> Task
Gather every line below where "this" appears.

> Dataset excerpts
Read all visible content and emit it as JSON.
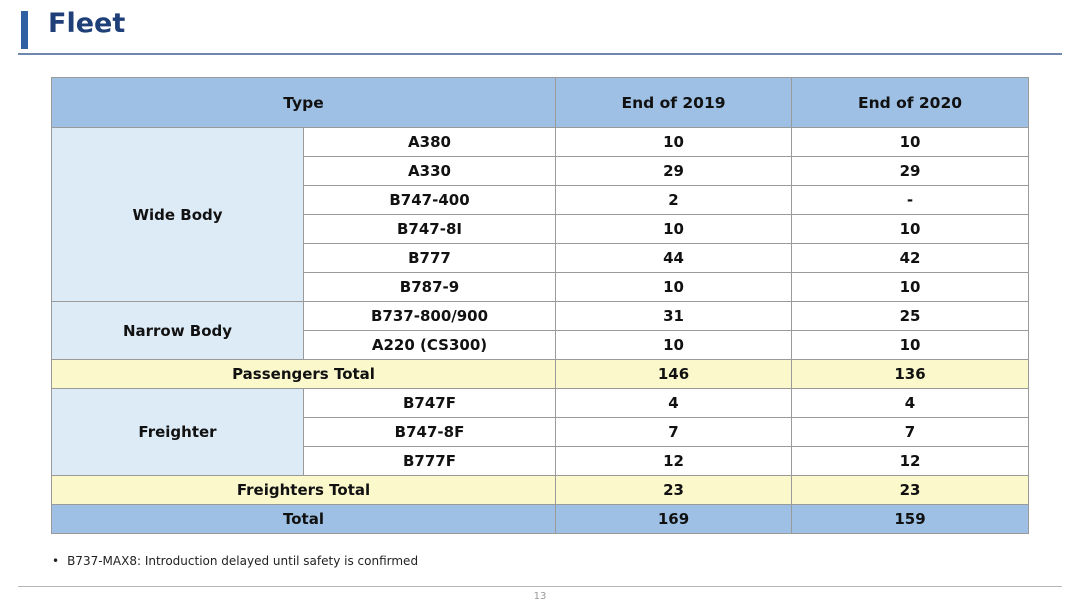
{
  "slide": {
    "title": "Fleet",
    "page_number": "13",
    "footnote": "B737-MAX8: Introduction delayed until safety is confirmed",
    "bullet_glyph": "•"
  },
  "table": {
    "headers": {
      "type": "Type",
      "col_2019": "End of 2019",
      "col_2020": "End of 2020"
    },
    "wide_body": {
      "label": "Wide Body",
      "rows": [
        {
          "model": "A380",
          "y2019": "10",
          "y2020": "10"
        },
        {
          "model": "A330",
          "y2019": "29",
          "y2020": "29"
        },
        {
          "model": "B747-400",
          "y2019": "2",
          "y2020": "-"
        },
        {
          "model": "B747-8I",
          "y2019": "10",
          "y2020": "10"
        },
        {
          "model": "B777",
          "y2019": "44",
          "y2020": "42"
        },
        {
          "model": "B787-9",
          "y2019": "10",
          "y2020": "10"
        }
      ]
    },
    "narrow_body": {
      "label": "Narrow Body",
      "rows": [
        {
          "model": "B737-800/900",
          "y2019": "31",
          "y2020": "25"
        },
        {
          "model": "A220 (CS300)",
          "y2019": "10",
          "y2020": "10"
        }
      ]
    },
    "passengers_total": {
      "label": "Passengers Total",
      "y2019": "146",
      "y2020": "136"
    },
    "freighter": {
      "label": "Freighter",
      "rows": [
        {
          "model": "B747F",
          "y2019": "4",
          "y2020": "4"
        },
        {
          "model": "B747-8F",
          "y2019": "7",
          "y2020": "7"
        },
        {
          "model": "B777F",
          "y2019": "12",
          "y2020": "12"
        }
      ]
    },
    "freighters_total": {
      "label": "Freighters Total",
      "y2019": "23",
      "y2020": "23"
    },
    "total": {
      "label": "Total",
      "y2019": "169",
      "y2020": "159"
    }
  },
  "colors": {
    "title": "#1f3f78",
    "accent_bar": "#2e5fa3",
    "header_fill": "#9dc0e4",
    "group_fill": "#ddebf7",
    "subtotal_fill": "#fbf8cc"
  }
}
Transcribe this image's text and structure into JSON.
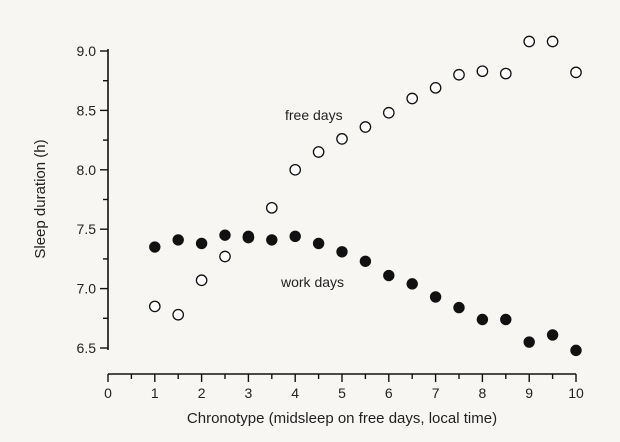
{
  "chart_data": {
    "type": "scatter",
    "xlabel": "Chronotype (midsleep on free days, local time)",
    "ylabel": "Sleep duration (h)",
    "xlim": [
      0,
      10
    ],
    "ylim": [
      6.5,
      9.0
    ],
    "x_ticks": [
      "0",
      "1",
      "2",
      "3",
      "4",
      "5",
      "6",
      "7",
      "8",
      "9",
      "10"
    ],
    "y_ticks": [
      "6.5",
      "7.0",
      "7.5",
      "8.0",
      "8.5",
      "9.0"
    ],
    "grid": false,
    "series": [
      {
        "name": "free days",
        "marker": "open-circle",
        "color": "#111111",
        "points": [
          {
            "x": 1.0,
            "y": 6.85
          },
          {
            "x": 1.5,
            "y": 6.78
          },
          {
            "x": 2.0,
            "y": 7.07
          },
          {
            "x": 2.5,
            "y": 7.27
          },
          {
            "x": 3.0,
            "y": 7.43
          },
          {
            "x": 3.5,
            "y": 7.68
          },
          {
            "x": 4.0,
            "y": 8.0
          },
          {
            "x": 4.5,
            "y": 8.15
          },
          {
            "x": 5.0,
            "y": 8.26
          },
          {
            "x": 5.5,
            "y": 8.36
          },
          {
            "x": 6.0,
            "y": 8.48
          },
          {
            "x": 6.5,
            "y": 8.6
          },
          {
            "x": 7.0,
            "y": 8.69
          },
          {
            "x": 7.5,
            "y": 8.8
          },
          {
            "x": 8.0,
            "y": 8.83
          },
          {
            "x": 8.5,
            "y": 8.81
          },
          {
            "x": 9.0,
            "y": 9.08
          },
          {
            "x": 9.5,
            "y": 9.08
          },
          {
            "x": 10.0,
            "y": 8.82
          }
        ]
      },
      {
        "name": "work days",
        "marker": "filled-circle",
        "color": "#111111",
        "points": [
          {
            "x": 1.0,
            "y": 7.35
          },
          {
            "x": 1.5,
            "y": 7.41
          },
          {
            "x": 2.0,
            "y": 7.38
          },
          {
            "x": 2.5,
            "y": 7.45
          },
          {
            "x": 3.0,
            "y": 7.44
          },
          {
            "x": 3.5,
            "y": 7.41
          },
          {
            "x": 4.0,
            "y": 7.44
          },
          {
            "x": 4.5,
            "y": 7.38
          },
          {
            "x": 5.0,
            "y": 7.31
          },
          {
            "x": 5.5,
            "y": 7.23
          },
          {
            "x": 6.0,
            "y": 7.11
          },
          {
            "x": 6.5,
            "y": 7.04
          },
          {
            "x": 7.0,
            "y": 6.93
          },
          {
            "x": 7.5,
            "y": 6.84
          },
          {
            "x": 8.0,
            "y": 6.74
          },
          {
            "x": 8.5,
            "y": 6.74
          },
          {
            "x": 9.0,
            "y": 6.55
          },
          {
            "x": 9.5,
            "y": 6.61
          },
          {
            "x": 10.0,
            "y": 6.48
          }
        ]
      }
    ]
  }
}
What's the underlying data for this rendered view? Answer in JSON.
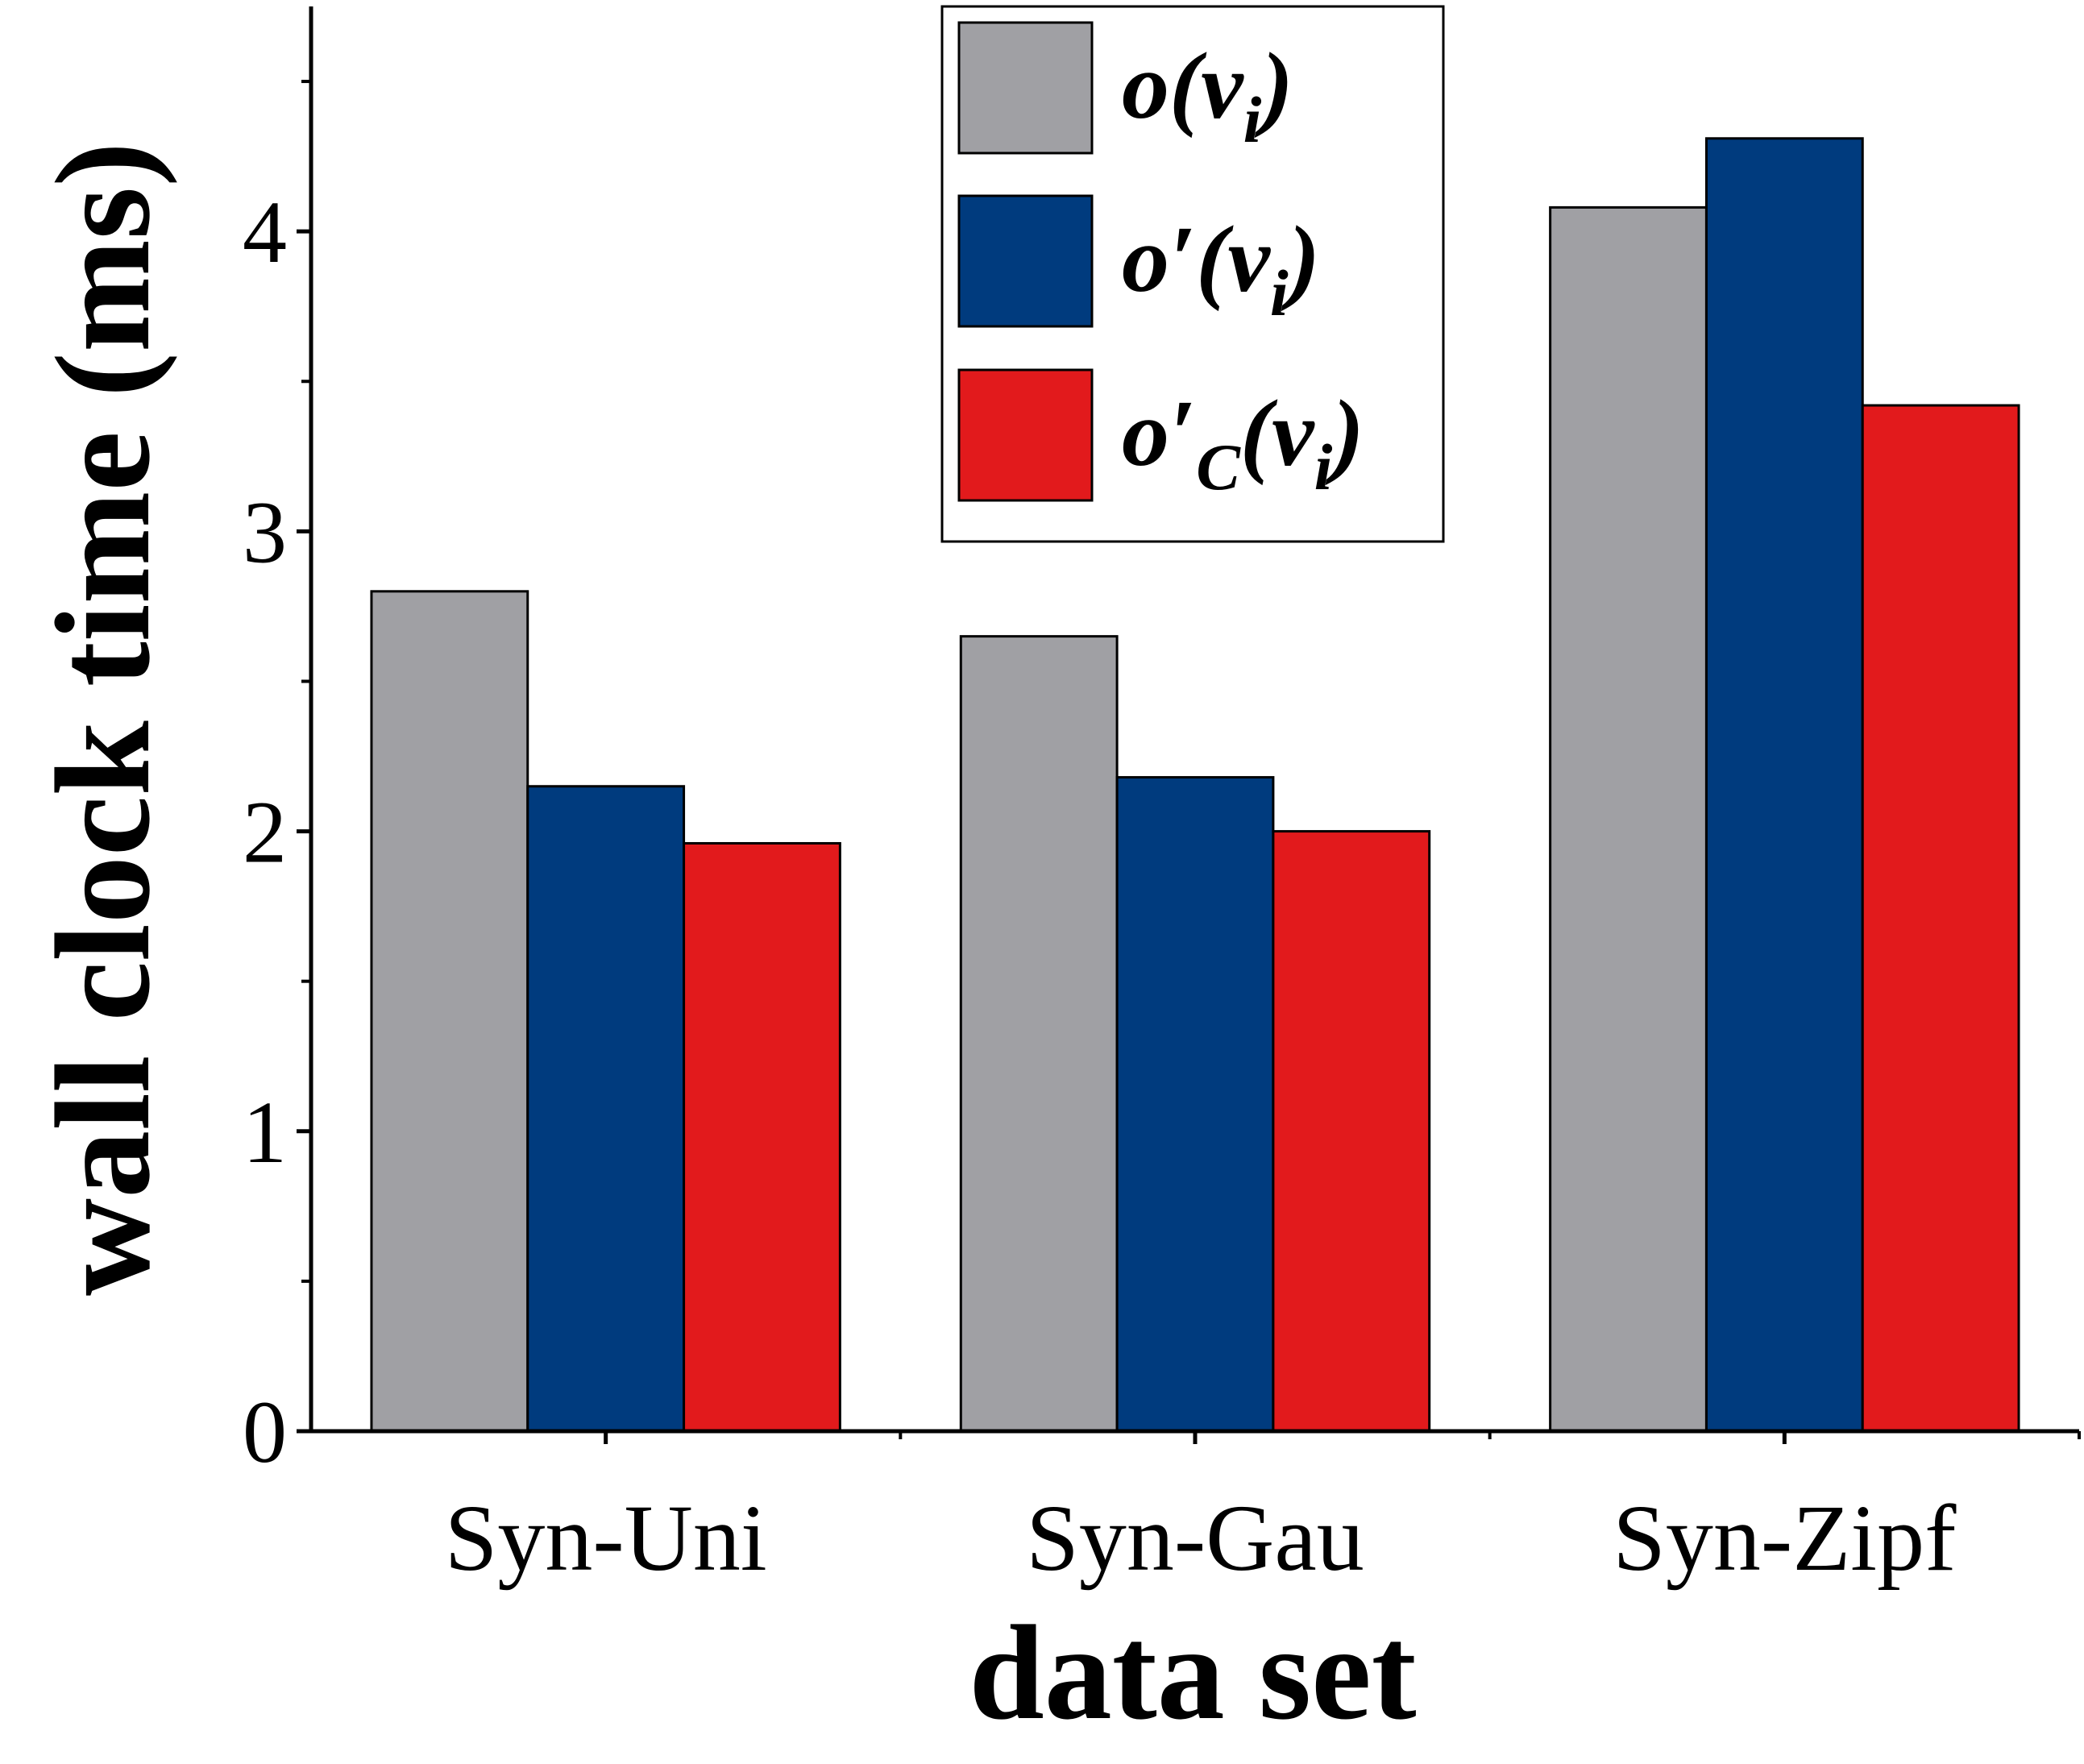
{
  "chart_data": {
    "type": "bar",
    "title": "",
    "xlabel": "data set",
    "ylabel": "wall clock time (ms)",
    "categories": [
      "Syn-Uni",
      "Syn-Gau",
      "Syn-Zipf"
    ],
    "series": [
      {
        "name": "o(v_i)",
        "legend": {
          "base": "o(v",
          "sub": "i",
          "close": ")"
        },
        "color": "#a0a0a4",
        "values": [
          2.8,
          2.65,
          4.08
        ]
      },
      {
        "name": "o'(v_i)",
        "legend": {
          "base": "o′(v",
          "sub": "i",
          "close": ")"
        },
        "color": "#003b7e",
        "values": [
          2.15,
          2.18,
          4.31
        ]
      },
      {
        "name": "o'_C(v_i)",
        "legend": {
          "base": "o′",
          "sub1": "C",
          "mid": "(v",
          "sub": "i",
          "close": ")"
        },
        "color": "#e21a1c",
        "values": [
          1.96,
          2.0,
          3.42
        ]
      }
    ],
    "ylim": [
      0,
      4.75
    ],
    "yticks": [
      0,
      1,
      2,
      3,
      4
    ],
    "yticks_minor": [
      0.5,
      1.5,
      2.5,
      3.5,
      4.5
    ],
    "grid": false,
    "legend_position": "top-center"
  }
}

> Final result
Transcribe this image's text and structure into JSON.
What's the underlying data for this rendered view? Answer in JSON.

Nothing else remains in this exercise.